§ **EXERCISE PROMPT**
Your task is to repeat the lines below exactly, excluding any pictures they contain.

--- START OF INFORMATION SUPPLIED ---

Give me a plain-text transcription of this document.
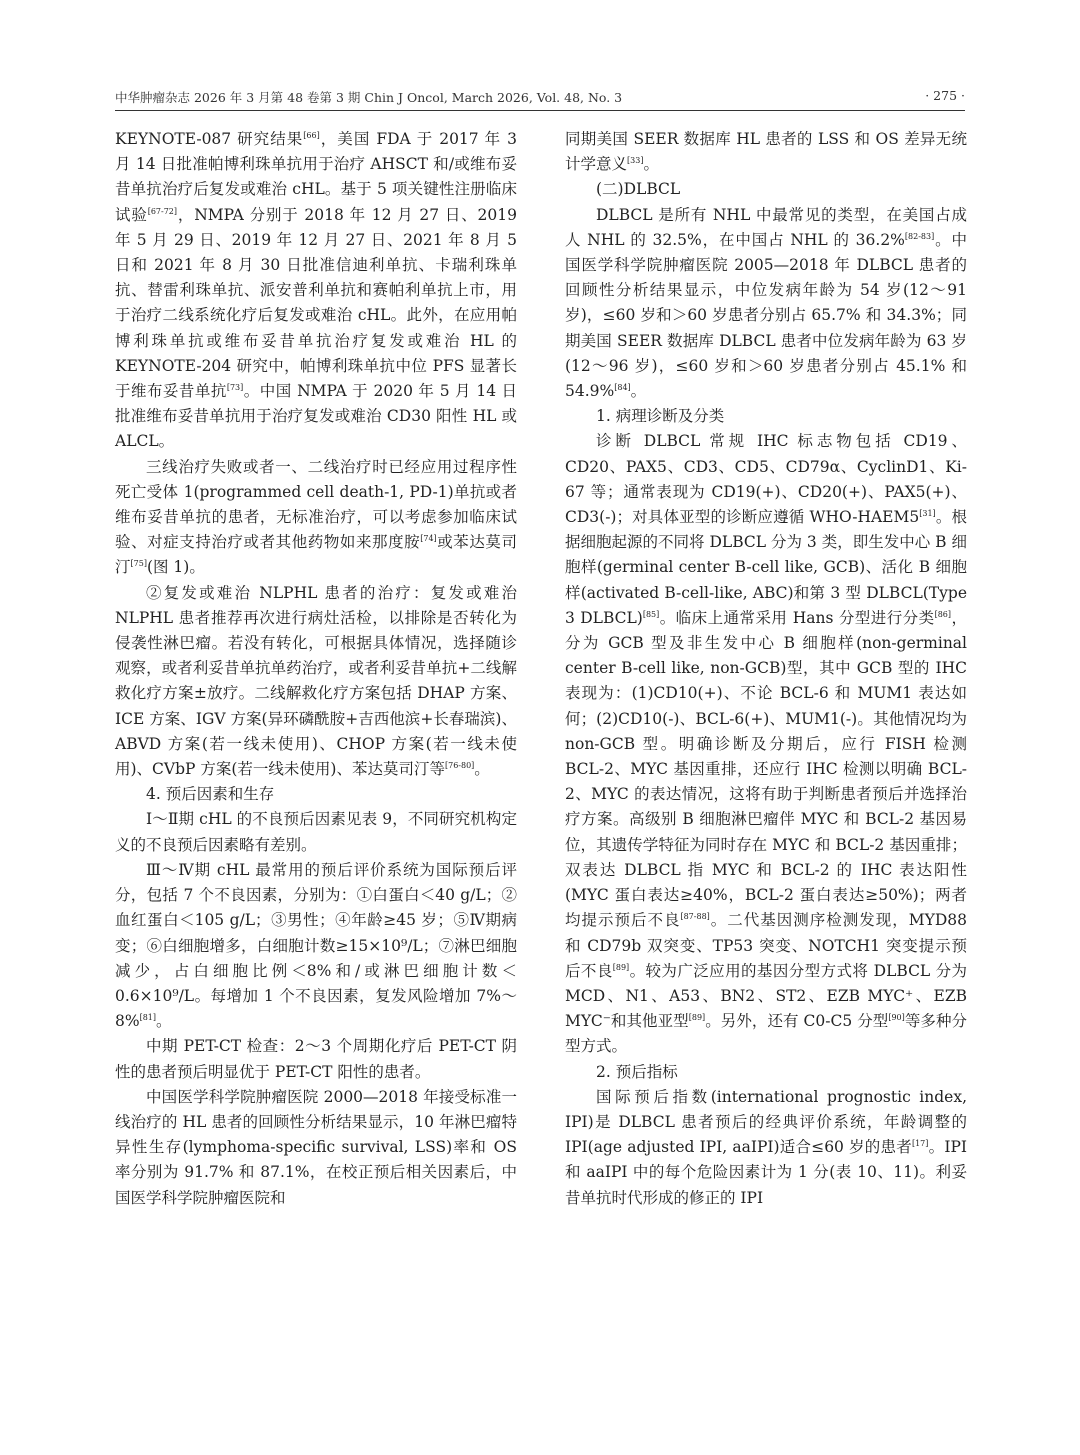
中华肿瘤杂志 2026 年 3 月第 48 卷第 3 期 Chin J Oncol, March 2026, Vol. 48, No. 3	· 275 ·

KEYNOTE-087 研究结果[66]，美国 FDA 于 2017 年 3 月 14 日批准帕博利珠单抗用于治疗 AHSCT 和/或维布妥昔单抗治疗后复发或难治 cHL。基于 5 项关键性注册临床试验[67-72]，NMPA 分别于 2018 年 12 月 27 日、2019 年 5 月 29 日、2019 年 12 月 27 日、2021 年 8 月 5 日和 2021 年 8 月 30 日批准信迪利单抗、卡瑞利珠单抗、替雷利珠单抗、派安普利单抗和赛帕利单抗上市，用于治疗二线系统化疗后复发或难治 cHL。此外，在应用帕博利珠单抗或维布妥昔单抗治疗复发或难治 HL 的 KEYNOTE-204 研究中，帕博利珠单抗中位 PFS 显著长于维布妥昔单抗[73]。中国 NMPA 于 2020 年 5 月 14 日批准维布妥昔单抗用于治疗复发或难治 CD30 阳性 HL 或 ALCL。

三线治疗失败或者一、二线治疗时已经应用过程序性死亡受体 1(programmed cell death-1, PD-1)单抗或者维布妥昔单抗的患者，无标准治疗，可以考虑参加临床试验、对症支持治疗或者其他药物如来那度胺[74]或苯达莫司汀[75](图 1)。

②复发或难治 NLPHL 患者的治疗：复发或难治 NLPHL 患者推荐再次进行病灶活检，以排除是否转化为侵袭性淋巴瘤。若没有转化，可根据具体情况，选择随诊观察，或者利妥昔单抗单药治疗，或者利妥昔单抗+二线解救化疗方案±放疗。二线解救化疗方案包括 DHAP 方案、ICE 方案、IGV 方案(异环磷酰胺+吉西他滨+长春瑞滨)、ABVD 方案(若一线未使用)、CHOP 方案(若一线未使用)、CVbP 方案(若一线未使用)、苯达莫司汀等[76-80]。

4. 预后因素和生存

Ⅰ～Ⅱ期 cHL 的不良预后因素见表 9，不同研究机构定义的不良预后因素略有差别。

Ⅲ～Ⅳ期 cHL 最常用的预后评价系统为国际预后评分，包括 7 个不良因素，分别为：①白蛋白＜40 g/L；②血红蛋白＜105 g/L；③男性；④年龄≥45 岁；⑤Ⅳ期病变；⑥白细胞增多，白细胞计数≥15×10⁹/L；⑦淋巴细胞减少，占白细胞比例＜8%和/或淋巴细胞计数＜0.6×10⁹/L。每增加 1 个不良因素，复发风险增加 7%～8%[81]。

中期 PET-CT 检查：2～3 个周期化疗后 PET-CT 阴性的患者预后明显优于 PET-CT 阳性的患者。

中国医学科学院肿瘤医院 2000—2018 年接受标准一线治疗的 HL 患者的回顾性分析结果显示，10 年淋巴瘤特异性生存(lymphoma-specific survival, LSS)率和 OS 率分别为 91.7% 和 87.1%，在校正预后相关因素后，中国医学科学院肿瘤医院和

同期美国 SEER 数据库 HL 患者的 LSS 和 OS 差异无统计学意义[33]。

(二)DLBCL

DLBCL 是所有 NHL 中最常见的类型，在美国占成人 NHL 的 32.5%，在中国占 NHL 的 36.2%[82-83]。中国医学科学院肿瘤医院 2005—2018 年 DLBCL 患者的回顾性分析结果显示，中位发病年龄为 54 岁(12～91 岁)，≤60 岁和＞60 岁患者分别占 65.7% 和 34.3%；同期美国 SEER 数据库 DLBCL 患者中位发病年龄为 63 岁(12～96 岁)，≤60 岁和＞60 岁患者分别占 45.1% 和 54.9%[84]。

1. 病理诊断及分类

诊断 DLBCL 常规 IHC 标志物包括 CD19、CD20、PAX5、CD3、CD5、CD79α、CyclinD1、Ki-67 等；通常表现为 CD19(+)、CD20(+)、PAX5(+)、CD3(-)；对具体亚型的诊断应遵循 WHO-HAEM5[31]。根据细胞起源的不同将 DLBCL 分为 3 类，即生发中心 B 细胞样(germinal center B-cell like, GCB)、活化 B 细胞样(activated B-cell-like, ABC)和第 3 型 DLBCL(Type 3 DLBCL)[85]。临床上通常采用 Hans 分型进行分类[86]，分为 GCB 型及非生发中心 B 细胞样(non-germinal center B-cell like, non-GCB)型，其中 GCB 型的 IHC 表现为：(1)CD10(+)、不论 BCL-6 和 MUM1 表达如何；(2)CD10(-)、BCL-6(+)、MUM1(-)。其他情况均为 non-GCB 型。明确诊断及分期后，应行 FISH 检测 BCL-2、MYC 基因重排，还应行 IHC 检测以明确 BCL-2、MYC 的表达情况，这将有助于判断患者预后并选择治疗方案。高级别 B 细胞淋巴瘤伴 MYC 和 BCL-2 基因易位，其遗传学特征为同时存在 MYC 和 BCL-2 基因重排；双表达 DLBCL 指 MYC 和 BCL-2 的 IHC 表达阳性(MYC 蛋白表达≥40%，BCL-2 蛋白表达≥50%)；两者均提示预后不良[87-88]。二代基因测序检测发现，MYD88 和 CD79b 双突变、TP53 突变、NOTCH1 突变提示预后不良[89]。较为广泛应用的基因分型方式将 DLBCL 分为 MCD、N1、A53、BN2、ST2、EZB MYC⁺、EZB MYC⁻和其他亚型[89]。另外，还有 C0-C5 分型[90]等多种分型方式。

2. 预后指标

国际预后指数(international prognostic index, IPI)是 DLBCL 患者预后的经典评价系统，年龄调整的 IPI(age adjusted IPI, aaIPI)适合≤60 岁的患者[17]。IPI 和 aaIPI 中的每个危险因素计为 1 分(表 10、11)。利妥昔单抗时代形成的修正的 IPI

--- END OF INFORMATION SUPPLIED ---

§ **ANSWER TO THIS TASK**
Give me a plain-text transcription of this document.
中华肿瘤杂志 2026 年 3 月第 48 卷第 3 期 Chin J Oncol, March 2026, Vol. 48, No. 3	· 275 ·

KEYNOTE-087 研究结果[66]，美国 FDA 于 2017 年 3 月 14 日批准帕博利珠单抗用于治疗 AHSCT 和/或维布妥昔单抗治疗后复发或难治 cHL。基于 5 项关键性注册临床试验[67-72]，NMPA 分别于 2018 年 12 月 27 日、2019 年 5 月 29 日、2019 年 12 月 27 日、2021 年 8 月 5 日和 2021 年 8 月 30 日批准信迪利单抗、卡瑞利珠单抗、替雷利珠单抗、派安普利单抗和赛帕利单抗上市，用于治疗二线系统化疗后复发或难治 cHL。此外，在应用帕博利珠单抗或维布妥昔单抗治疗复发或难治 HL 的 KEYNOTE-204 研究中，帕博利珠单抗中位 PFS 显著长于维布妥昔单抗[73]。中国 NMPA 于 2020 年 5 月 14 日批准维布妥昔单抗用于治疗复发或难治 CD30 阳性 HL 或 ALCL。

三线治疗失败或者一、二线治疗时已经应用过程序性死亡受体 1(programmed cell death-1, PD-1)单抗或者维布妥昔单抗的患者，无标准治疗，可以考虑参加临床试验、对症支持治疗或者其他药物如来那度胺[74]或苯达莫司汀[75](图 1)。

②复发或难治 NLPHL 患者的治疗：复发或难治 NLPHL 患者推荐再次进行病灶活检，以排除是否转化为侵袭性淋巴瘤。若没有转化，可根据具体情况，选择随诊观察，或者利妥昔单抗单药治疗，或者利妥昔单抗+二线解救化疗方案±放疗。二线解救化疗方案包括 DHAP 方案、ICE 方案、IGV 方案(异环磷酰胺+吉西他滨+长春瑞滨)、ABVD 方案(若一线未使用)、CHOP 方案(若一线未使用)、CVbP 方案(若一线未使用)、苯达莫司汀等[76-80]。

4. 预后因素和生存

Ⅰ～Ⅱ期 cHL 的不良预后因素见表 9，不同研究机构定义的不良预后因素略有差别。

Ⅲ～Ⅳ期 cHL 最常用的预后评价系统为国际预后评分，包括 7 个不良因素，分别为：①白蛋白＜40 g/L；②血红蛋白＜105 g/L；③男性；④年龄≥45 岁；⑤Ⅳ期病变；⑥白细胞增多，白细胞计数≥15×10⁹/L；⑦淋巴细胞减少，占白细胞比例＜8%和/或淋巴细胞计数＜0.6×10⁹/L。每增加 1 个不良因素，复发风险增加 7%～8%[81]。

中期 PET-CT 检查：2～3 个周期化疗后 PET-CT 阴性的患者预后明显优于 PET-CT 阳性的患者。

中国医学科学院肿瘤医院 2000—2018 年接受标准一线治疗的 HL 患者的回顾性分析结果显示，10 年淋巴瘤特异性生存(lymphoma-specific survival, LSS)率和 OS 率分别为 91.7% 和 87.1%，在校正预后相关因素后，中国医学科学院肿瘤医院和

同期美国 SEER 数据库 HL 患者的 LSS 和 OS 差异无统计学意义[33]。

(二)DLBCL

DLBCL 是所有 NHL 中最常见的类型，在美国占成人 NHL 的 32.5%，在中国占 NHL 的 36.2%[82-83]。中国医学科学院肿瘤医院 2005—2018 年 DLBCL 患者的回顾性分析结果显示，中位发病年龄为 54 岁(12～91 岁)，≤60 岁和＞60 岁患者分别占 65.7% 和 34.3%；同期美国 SEER 数据库 DLBCL 患者中位发病年龄为 63 岁(12～96 岁)，≤60 岁和＞60 岁患者分别占 45.1% 和 54.9%[84]。

1. 病理诊断及分类

诊断 DLBCL 常规 IHC 标志物包括 CD19、CD20、PAX5、CD3、CD5、CD79α、CyclinD1、Ki-67 等；通常表现为 CD19(+)、CD20(+)、PAX5(+)、CD3(-)；对具体亚型的诊断应遵循 WHO-HAEM5[31]。根据细胞起源的不同将 DLBCL 分为 3 类，即生发中心 B 细胞样(germinal center B-cell like, GCB)、活化 B 细胞样(activated B-cell-like, ABC)和第 3 型 DLBCL(Type 3 DLBCL)[85]。临床上通常采用 Hans 分型进行分类[86]，分为 GCB 型及非生发中心 B 细胞样(non-germinal center B-cell like, non-GCB)型，其中 GCB 型的 IHC 表现为：(1)CD10(+)、不论 BCL-6 和 MUM1 表达如何；(2)CD10(-)、BCL-6(+)、MUM1(-)。其他情况均为 non-GCB 型。明确诊断及分期后，应行 FISH 检测 BCL-2、MYC 基因重排，还应行 IHC 检测以明确 BCL-2、MYC 的表达情况，这将有助于判断患者预后并选择治疗方案。高级别 B 细胞淋巴瘤伴 MYC 和 BCL-2 基因易位，其遗传学特征为同时存在 MYC 和 BCL-2 基因重排；双表达 DLBCL 指 MYC 和 BCL-2 的 IHC 表达阳性(MYC 蛋白表达≥40%，BCL-2 蛋白表达≥50%)；两者均提示预后不良[87-88]。二代基因测序检测发现，MYD88 和 CD79b 双突变、TP53 突变、NOTCH1 突变提示预后不良[89]。较为广泛应用的基因分型方式将 DLBCL 分为 MCD、N1、A53、BN2、ST2、EZB MYC⁺、EZB MYC⁻和其他亚型[89]。另外，还有 C0-C5 分型[90]等多种分型方式。

2. 预后指标

国际预后指数(international prognostic index, IPI)是 DLBCL 患者预后的经典评价系统，年龄调整的 IPI(age adjusted IPI, aaIPI)适合≤60 岁的患者[17]。IPI 和 aaIPI 中的每个危险因素计为 1 分(表 10、11)。利妥昔单抗时代形成的修正的 IPI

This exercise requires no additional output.